Structured figure records:

______

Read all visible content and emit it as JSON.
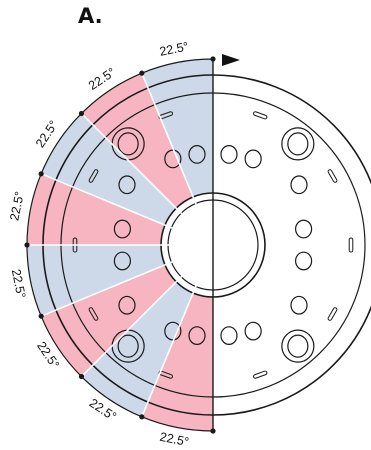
{
  "title": "A.",
  "colors": {
    "pink": "#f6b5c0",
    "blue": "#cdd9e8",
    "stroke": "#1a1a1a"
  },
  "sector_angle_deg": 22.5,
  "sectors": [
    {
      "label": "22.5°",
      "color": "blue"
    },
    {
      "label": "22.5°",
      "color": "pink"
    },
    {
      "label": "22.5°",
      "color": "blue"
    },
    {
      "label": "22.5°",
      "color": "pink"
    },
    {
      "label": "22.5°",
      "color": "blue"
    },
    {
      "label": "22.5°",
      "color": "pink"
    },
    {
      "label": "22.5°",
      "color": "blue"
    },
    {
      "label": "22.5°",
      "color": "pink"
    }
  ],
  "arrow_icon": "right-triangle-arrow-icon"
}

______

What to produce => Write out each line again precisely as it appears, skipping every picture.

Result of this task =>
Read all visible content and emit it as JSON.
{
  "title": "A.",
  "colors": {
    "pink": "#f6b5c0",
    "blue": "#cdd9e8",
    "stroke": "#1a1a1a"
  },
  "sector_angle_deg": 22.5,
  "sectors": [
    {
      "label": "22.5°",
      "color": "blue"
    },
    {
      "label": "22.5°",
      "color": "pink"
    },
    {
      "label": "22.5°",
      "color": "blue"
    },
    {
      "label": "22.5°",
      "color": "pink"
    },
    {
      "label": "22.5°",
      "color": "blue"
    },
    {
      "label": "22.5°",
      "color": "pink"
    },
    {
      "label": "22.5°",
      "color": "blue"
    },
    {
      "label": "22.5°",
      "color": "pink"
    }
  ],
  "arrow_icon": "right-triangle-arrow-icon"
}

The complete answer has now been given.